Directions for this task ::
In the listing below, count each line containing "پینے" and answer with the count only.

Data for this task ::
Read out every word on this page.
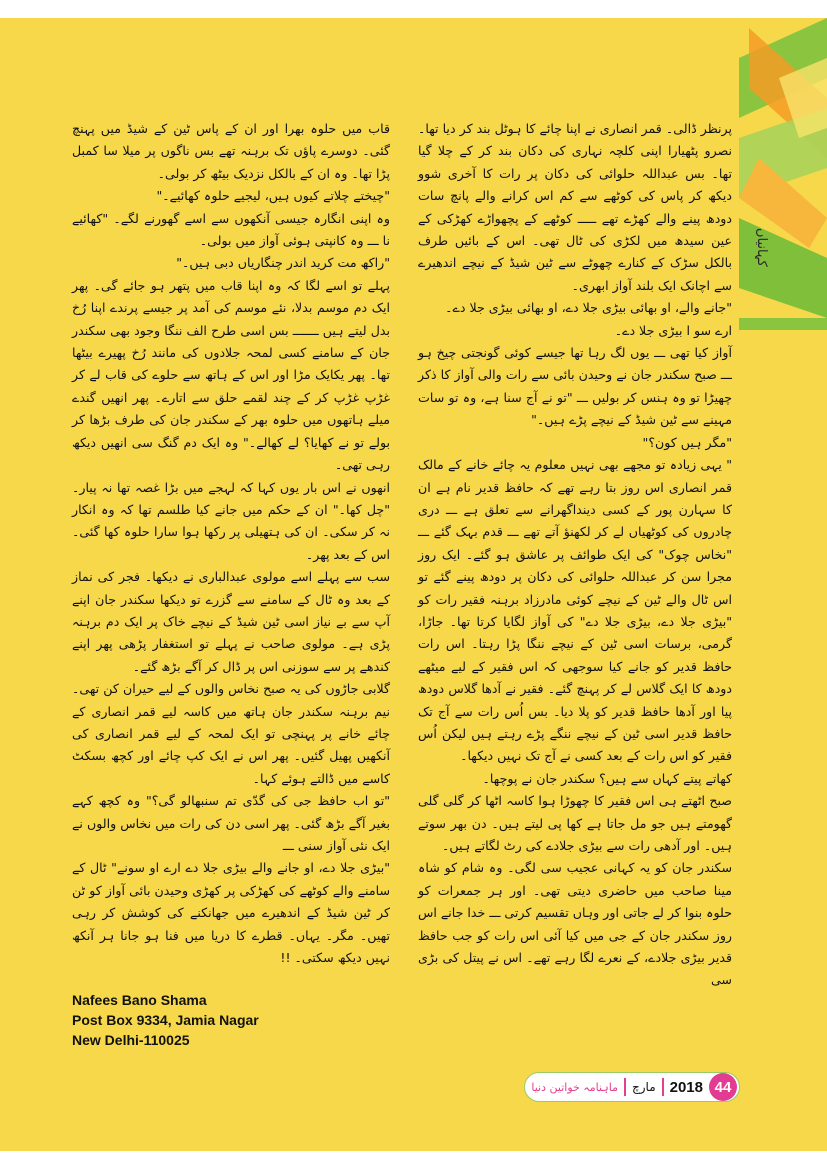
کہانیاں

پرنظر ڈالی۔ قمر انصاری نے اپنا چائے کا ہوٹل بند کر دیا تھا۔ نصرو پٹھیارا اپنی کلچہ نہاری کی دکان بند کر کے چلا گیا تھا۔ بس عبداللہ حلوائی کی دکان پر رات کا آخری شوو دیکھ کر پاس کی کوٹھے سے کم اس کرانے والے پانچ سات دودھ پینے والے کھڑے تھے ـــــ کوٹھے کے پچھواڑے کھڑکی کے عین سیدھ میں لکڑی کی ٹال تھی۔ اس کے بائیں طرف بالکل سڑک کے کنارے چھوٹے سے ٹین شیڈ کے نیچے اندھیرے سے اچانک ایک بلند آواز ابھری۔

"جانے والے، او بھائی بیڑی جلا دے، او بھائی بیڑی جلا دے۔

ارے سو ا بیڑی جلا دے۔

آواز کیا تھی ـــ یوں لگ رہا تھا جیسے کوئی گونجتی چیخ ہو ـــ صبح سکندر جان نے وحیدن بائی سے رات والی آواز کا ذکر چھیڑا تو وہ ہنس کر بولیں ـــ "تو نے آج سنا ہے، وہ تو سات مہینے سے ٹین شیڈ کے نیچے پڑے ہیں۔"

"مگر ہیں کون؟"

" یہی زیادہ تو مجھے بھی نہیں معلوم یہ چائے خانے کے مالک قمر انصاری اس روز بتا رہے تھے کہ حافظ قدیر نام ہے ان کا سہارن پور کے کسی دینداگھرانے سے تعلق ہے ـــ دری چادروں کی کوٹھیاں لے کر لکھنؤ آتے تھے ـــ قدم بہک گئے ـــ "نخاس چوک" کی ایک طوائف پر عاشق ہو گئے۔ ایک روز مجرا سن کر عبداللہ حلوائی کی دکان پر دودھ پینے گئے تو اس ٹال والے ٹین کے نیچے کوئی مادرزاد برہنہ فقیر رات کو "بیڑی جلا دے، بیڑی جلا دے" کی آواز لگایا کرتا تھا۔ جاڑا، گرمی، برسات اسی ٹین کے نیچے ننگا پڑا رہتا۔ اس رات حافظ قدیر کو جانے کیا سوجھی کہ اس فقیر کے لیے میٹھے دودھ کا ایک گلاس لے کر پہنچ گئے۔ فقیر نے آدھا گلاس دودھ پیا اور آدھا حافظ قدیر کو پلا دیا۔ بس اُس رات سے آج تک حافظ قدیر اسی ٹین کے نیچے ننگے پڑے رہتے ہیں لیکن اُس فقیر کو اس رات کے بعد کسی نے آج تک نہیں دیکھا۔

کھاتے پیتے کہاں سے ہیں؟ سکندر جان نے پوچھا۔

صبح اٹھتے ہی اس فقیر کا چھوڑا ہوا کاسہ اٹھا کر گلی گلی گھومتے ہیں جو مل جاتا ہے کھا پی لیتے ہیں۔ دن بھر سوتے ہیں۔ اور آدھی رات سے بیڑی جلادے کی رٹ لگاتے ہیں۔

سکندر جان کو یہ کہانی عجیب سی لگی۔ وہ شام کو شاہ مینا صاحب میں حاضری دیتی تھی۔ اور ہر جمعرات کو حلوہ بنوا کر لے جاتی اور وہاں تقسیم کرتی ـــ خدا جانے اس روز سکندر جان کے جی میں کیا آئی اس رات کو جب حافظ قدیر بیڑی جلادے، کے نعرے لگا رہے تھے۔ اس نے پیتل کی بڑی سی

قاب میں حلوہ بھرا اور ان کے پاس ٹین کے شیڈ میں پہنچ گئی۔ دوسرے پاؤں تک برہنہ تھے بس ناگوں پر میلا سا کمبل پڑا تھا۔ وہ ان کے بالکل نزدیک بیٹھ کر بولی۔

"چیختے چلاتے کیوں ہیں، لیجیے حلوہ کھائیے۔"

وہ اپنی انگارہ جیسی آنکھوں سے اسے گھورنے لگے۔ "کھائیے نا ـــ وہ کانپتی ہوئی آواز میں بولی۔

"راکھ مت کرید اندر چنگاریاں دبی ہیں۔"

پہلے تو اسے لگا کہ وہ اپنا قاب میں پتھر ہو جائے گی۔ پھر ایک دم موسم بدلا، نئے موسم کی آمد پر جیسے پرندے اپنا رُخ بدل لیتے ہیں ـــــــ بس اسی طرح الف ننگا وجود بھی سکندر جان کے سامنے کسی لمحہ جلادوں کی مانند رُخ پھیرے بیٹھا تھا۔ پھر یکایک مڑا اور اس کے ہاتھ سے حلوے کی قاب لے کر غڑپ غڑپ کر کے چند لقمے حلق سے اتارے۔ پھر انھیں گندے میلے ہاتھوں میں حلوہ بھر کے سکندر جان کی طرف بڑھا کر بولے تو نے کھایا؟ لے کھالے۔" وہ ایک دم گنگ سی انھیں دیکھ رہی تھی۔

انھوں نے اس بار یوں کہا کہ لہجے میں بڑا غصہ تھا نہ پیار۔ "چل کھا۔" ان کے حکم میں جانے کیا طلسم تھا کہ وہ انکار نہ کر سکی۔ ان کی ہتھیلی پر رکھا ہوا سارا حلوہ کھا گئی۔ اس کے بعد پھر۔

سب سے پہلے اسے مولوی عبدالباری نے دیکھا۔ فجر کی نماز کے بعد وہ ٹال کے سامنے سے گزرے تو دیکھا سکندر جان اپنے آپ سے بے نیاز اسی ٹین شیڈ کے نیچے خاک پر ایک دم برہنہ پڑی ہے۔ مولوی صاحب نے پہلے تو استغفار پڑھی پھر اپنے کندھے پر سے سوزنی اس پر ڈال کر آگے بڑھ گئے۔

گلابی جاڑوں کی یہ صبح نخاس والوں کے لیے حیران کن تھی۔ نیم برہنہ سکندر جان ہاتھ میں کاسہ لیے قمر انصاری کے چائے خانے پر پہنچی تو ایک لمحہ کے لیے قمر انصاری کی آنکھیں پھیل گئیں۔ پھر اس نے ایک کپ چائے اور کچھ بسکٹ کاسے میں ڈالتے ہوئے کہا۔

"تو اب حافظ جی کی گدّی تم سنبھالو گی؟" وہ کچھ کہے بغیر آگے بڑھ گئی۔ پھر اسی دن کی رات میں نخاس والوں نے ایک نئی آواز سنی ـــ

"بیڑی جلا دے، او جانے والے بیڑی جلا دے ارے او سونے" ٹال کے سامنے والے کوٹھے کی کھڑکی پر کھڑی وحیدن بائی آواز کو ٹن کر ٹین شیڈ کے اندھیرے میں جھانکنے کی کوشش کر رہی تھیں۔ مگر۔ یہاں۔ قطرے کا دریا میں فنا ہو جانا ہر آنکھ نہیں دیکھ سکتی۔ !!

Nafees Bano Shama
Post Box 9334, Jamia Nagar
New Delhi-110025
ماہنامہ خواتین دنیا مارچ 2018 44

Final answer ::
2